What is being asked: Images should be left out, and everything else in the listing reproduced exactly.

Extracted data entries

** begin **

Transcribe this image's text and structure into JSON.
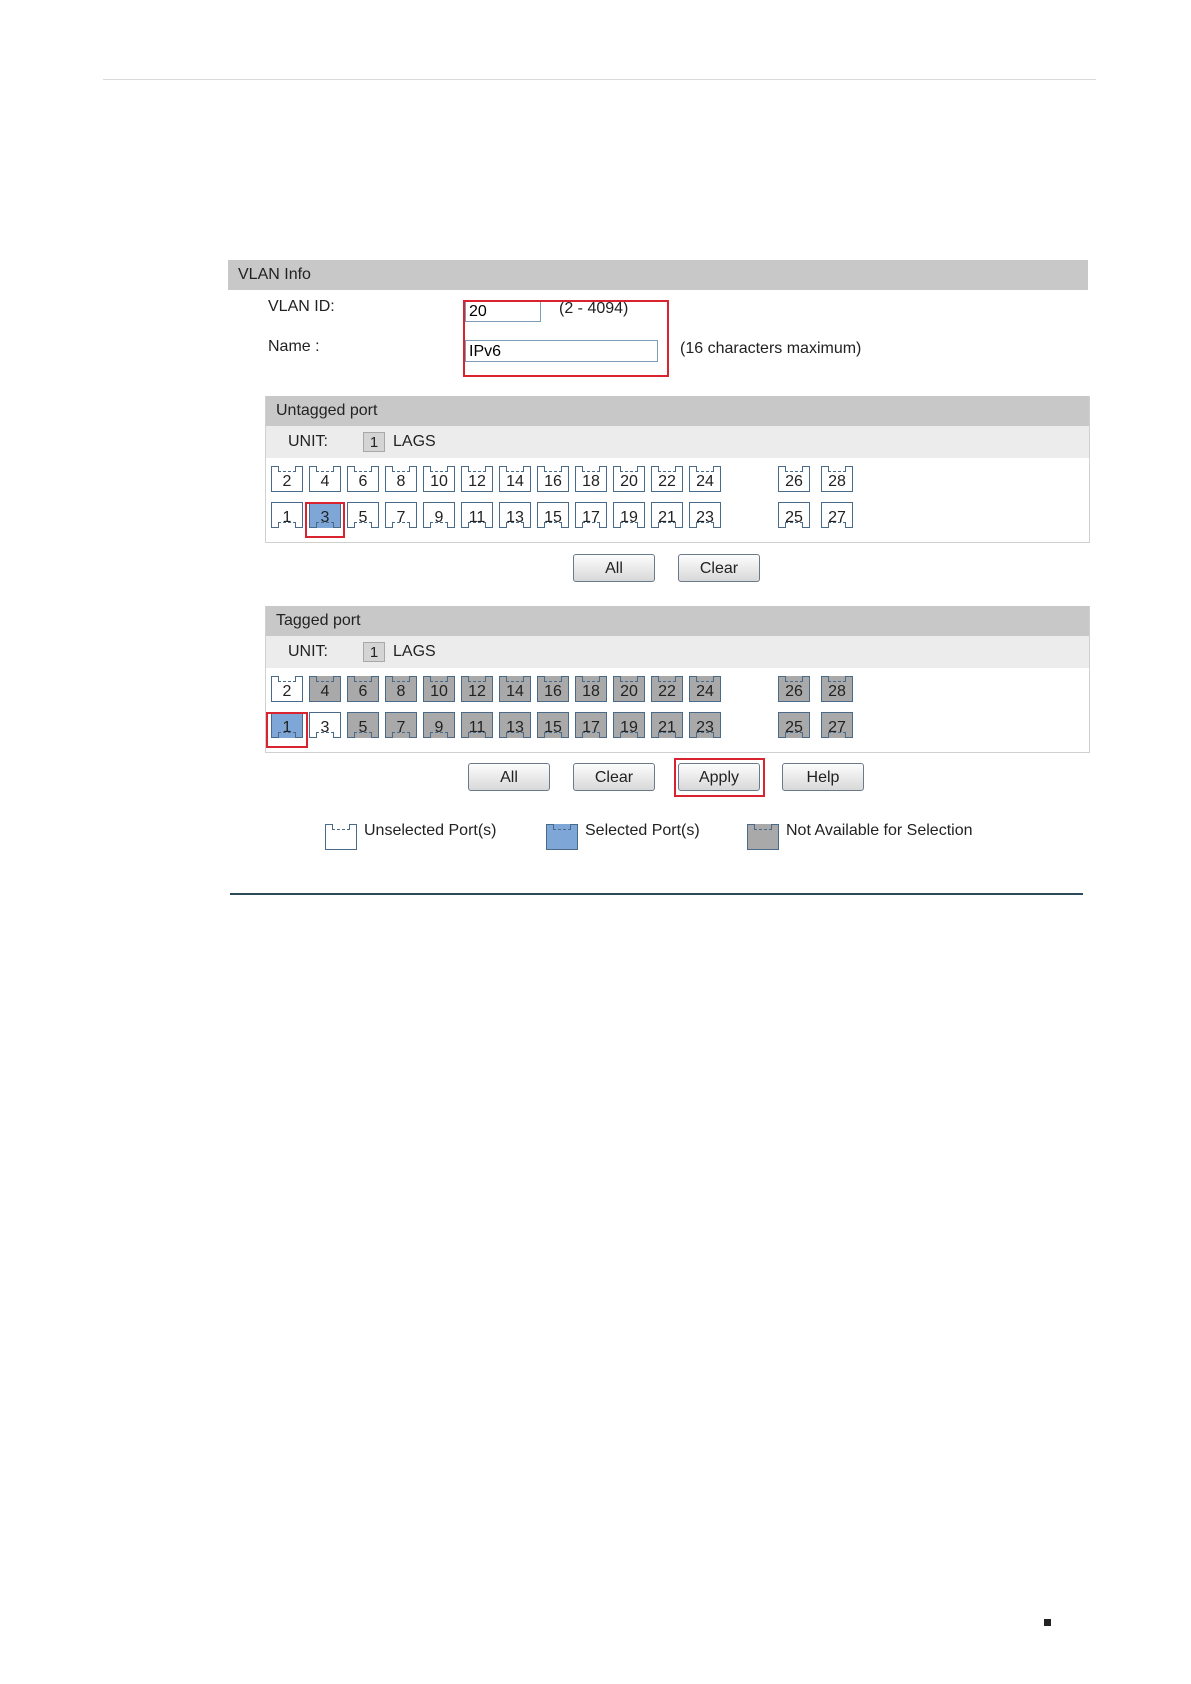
{
  "vlan_info": {
    "header": "VLAN Info",
    "vlan_id_label": "VLAN ID:",
    "vlan_id_value": "20",
    "vlan_id_hint": "(2 - 4094)",
    "name_label": "Name :",
    "name_value": "IPv6",
    "name_hint": "(16 characters maximum)"
  },
  "untagged": {
    "header": "Untagged port",
    "unit_label": "UNIT:",
    "unit_value": "1",
    "lags_label": "LAGS",
    "top_row": [
      {
        "label": "2",
        "state": "unselected"
      },
      {
        "label": "4",
        "state": "unselected"
      },
      {
        "label": "6",
        "state": "unselected"
      },
      {
        "label": "8",
        "state": "unselected"
      },
      {
        "label": "10",
        "state": "unselected"
      },
      {
        "label": "12",
        "state": "unselected"
      },
      {
        "label": "14",
        "state": "unselected"
      },
      {
        "label": "16",
        "state": "unselected"
      },
      {
        "label": "18",
        "state": "unselected"
      },
      {
        "label": "20",
        "state": "unselected"
      },
      {
        "label": "22",
        "state": "unselected"
      },
      {
        "label": "24",
        "state": "unselected"
      },
      {
        "label": "26",
        "state": "unselected"
      },
      {
        "label": "28",
        "state": "unselected"
      }
    ],
    "bottom_row": [
      {
        "label": "1",
        "state": "unselected"
      },
      {
        "label": "3",
        "state": "selected"
      },
      {
        "label": "5",
        "state": "unselected"
      },
      {
        "label": "7",
        "state": "unselected"
      },
      {
        "label": "9",
        "state": "unselected"
      },
      {
        "label": "11",
        "state": "unselected"
      },
      {
        "label": "13",
        "state": "unselected"
      },
      {
        "label": "15",
        "state": "unselected"
      },
      {
        "label": "17",
        "state": "unselected"
      },
      {
        "label": "19",
        "state": "unselected"
      },
      {
        "label": "21",
        "state": "unselected"
      },
      {
        "label": "23",
        "state": "unselected"
      },
      {
        "label": "25",
        "state": "unselected"
      },
      {
        "label": "27",
        "state": "unselected"
      }
    ],
    "buttons": {
      "all": "All",
      "clear": "Clear"
    }
  },
  "tagged": {
    "header": "Tagged port",
    "unit_label": "UNIT:",
    "unit_value": "1",
    "lags_label": "LAGS",
    "top_row": [
      {
        "label": "2",
        "state": "unselected"
      },
      {
        "label": "4",
        "state": "unavailable"
      },
      {
        "label": "6",
        "state": "unavailable"
      },
      {
        "label": "8",
        "state": "unavailable"
      },
      {
        "label": "10",
        "state": "unavailable"
      },
      {
        "label": "12",
        "state": "unavailable"
      },
      {
        "label": "14",
        "state": "unavailable"
      },
      {
        "label": "16",
        "state": "unavailable"
      },
      {
        "label": "18",
        "state": "unavailable"
      },
      {
        "label": "20",
        "state": "unavailable"
      },
      {
        "label": "22",
        "state": "unavailable"
      },
      {
        "label": "24",
        "state": "unavailable"
      },
      {
        "label": "26",
        "state": "unavailable"
      },
      {
        "label": "28",
        "state": "unavailable"
      }
    ],
    "bottom_row": [
      {
        "label": "1",
        "state": "selected"
      },
      {
        "label": "3",
        "state": "unselected"
      },
      {
        "label": "5",
        "state": "unavailable"
      },
      {
        "label": "7",
        "state": "unavailable"
      },
      {
        "label": "9",
        "state": "unavailable"
      },
      {
        "label": "11",
        "state": "unavailable"
      },
      {
        "label": "13",
        "state": "unavailable"
      },
      {
        "label": "15",
        "state": "unavailable"
      },
      {
        "label": "17",
        "state": "unavailable"
      },
      {
        "label": "19",
        "state": "unavailable"
      },
      {
        "label": "21",
        "state": "unavailable"
      },
      {
        "label": "23",
        "state": "unavailable"
      },
      {
        "label": "25",
        "state": "unavailable"
      },
      {
        "label": "27",
        "state": "unavailable"
      }
    ],
    "buttons": {
      "all": "All",
      "clear": "Clear",
      "apply": "Apply",
      "help": "Help"
    }
  },
  "legend": {
    "unselected": "Unselected Port(s)",
    "selected": "Selected Port(s)",
    "unavailable": "Not Available for Selection"
  },
  "colors": {
    "selected": "#7ea7d8",
    "unavailable": "#a9a9a9",
    "highlight": "#d9232e"
  }
}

** end **

Exercise solution:
Transcribe this image's text and structure into JSON.
{
  "vlan_info": {
    "header": "VLAN Info",
    "vlan_id_label": "VLAN ID:",
    "vlan_id_value": "20",
    "vlan_id_hint": "(2 - 4094)",
    "name_label": "Name :",
    "name_value": "IPv6",
    "name_hint": "(16 characters maximum)"
  },
  "untagged": {
    "header": "Untagged port",
    "unit_label": "UNIT:",
    "unit_value": "1",
    "lags_label": "LAGS",
    "top_row": [
      {
        "label": "2",
        "state": "unselected"
      },
      {
        "label": "4",
        "state": "unselected"
      },
      {
        "label": "6",
        "state": "unselected"
      },
      {
        "label": "8",
        "state": "unselected"
      },
      {
        "label": "10",
        "state": "unselected"
      },
      {
        "label": "12",
        "state": "unselected"
      },
      {
        "label": "14",
        "state": "unselected"
      },
      {
        "label": "16",
        "state": "unselected"
      },
      {
        "label": "18",
        "state": "unselected"
      },
      {
        "label": "20",
        "state": "unselected"
      },
      {
        "label": "22",
        "state": "unselected"
      },
      {
        "label": "24",
        "state": "unselected"
      },
      {
        "label": "26",
        "state": "unselected"
      },
      {
        "label": "28",
        "state": "unselected"
      }
    ],
    "bottom_row": [
      {
        "label": "1",
        "state": "unselected"
      },
      {
        "label": "3",
        "state": "selected"
      },
      {
        "label": "5",
        "state": "unselected"
      },
      {
        "label": "7",
        "state": "unselected"
      },
      {
        "label": "9",
        "state": "unselected"
      },
      {
        "label": "11",
        "state": "unselected"
      },
      {
        "label": "13",
        "state": "unselected"
      },
      {
        "label": "15",
        "state": "unselected"
      },
      {
        "label": "17",
        "state": "unselected"
      },
      {
        "label": "19",
        "state": "unselected"
      },
      {
        "label": "21",
        "state": "unselected"
      },
      {
        "label": "23",
        "state": "unselected"
      },
      {
        "label": "25",
        "state": "unselected"
      },
      {
        "label": "27",
        "state": "unselected"
      }
    ],
    "buttons": {
      "all": "All",
      "clear": "Clear"
    }
  },
  "tagged": {
    "header": "Tagged port",
    "unit_label": "UNIT:",
    "unit_value": "1",
    "lags_label": "LAGS",
    "top_row": [
      {
        "label": "2",
        "state": "unselected"
      },
      {
        "label": "4",
        "state": "unavailable"
      },
      {
        "label": "6",
        "state": "unavailable"
      },
      {
        "label": "8",
        "state": "unavailable"
      },
      {
        "label": "10",
        "state": "unavailable"
      },
      {
        "label": "12",
        "state": "unavailable"
      },
      {
        "label": "14",
        "state": "unavailable"
      },
      {
        "label": "16",
        "state": "unavailable"
      },
      {
        "label": "18",
        "state": "unavailable"
      },
      {
        "label": "20",
        "state": "unavailable"
      },
      {
        "label": "22",
        "state": "unavailable"
      },
      {
        "label": "24",
        "state": "unavailable"
      },
      {
        "label": "26",
        "state": "unavailable"
      },
      {
        "label": "28",
        "state": "unavailable"
      }
    ],
    "bottom_row": [
      {
        "label": "1",
        "state": "selected"
      },
      {
        "label": "3",
        "state": "unselected"
      },
      {
        "label": "5",
        "state": "unavailable"
      },
      {
        "label": "7",
        "state": "unavailable"
      },
      {
        "label": "9",
        "state": "unavailable"
      },
      {
        "label": "11",
        "state": "unavailable"
      },
      {
        "label": "13",
        "state": "unavailable"
      },
      {
        "label": "15",
        "state": "unavailable"
      },
      {
        "label": "17",
        "state": "unavailable"
      },
      {
        "label": "19",
        "state": "unavailable"
      },
      {
        "label": "21",
        "state": "unavailable"
      },
      {
        "label": "23",
        "state": "unavailable"
      },
      {
        "label": "25",
        "state": "unavailable"
      },
      {
        "label": "27",
        "state": "unavailable"
      }
    ],
    "buttons": {
      "all": "All",
      "clear": "Clear",
      "apply": "Apply",
      "help": "Help"
    }
  },
  "legend": {
    "unselected": "Unselected Port(s)",
    "selected": "Selected Port(s)",
    "unavailable": "Not Available for Selection"
  },
  "colors": {
    "selected": "#7ea7d8",
    "unavailable": "#a9a9a9",
    "highlight": "#d9232e"
  }
}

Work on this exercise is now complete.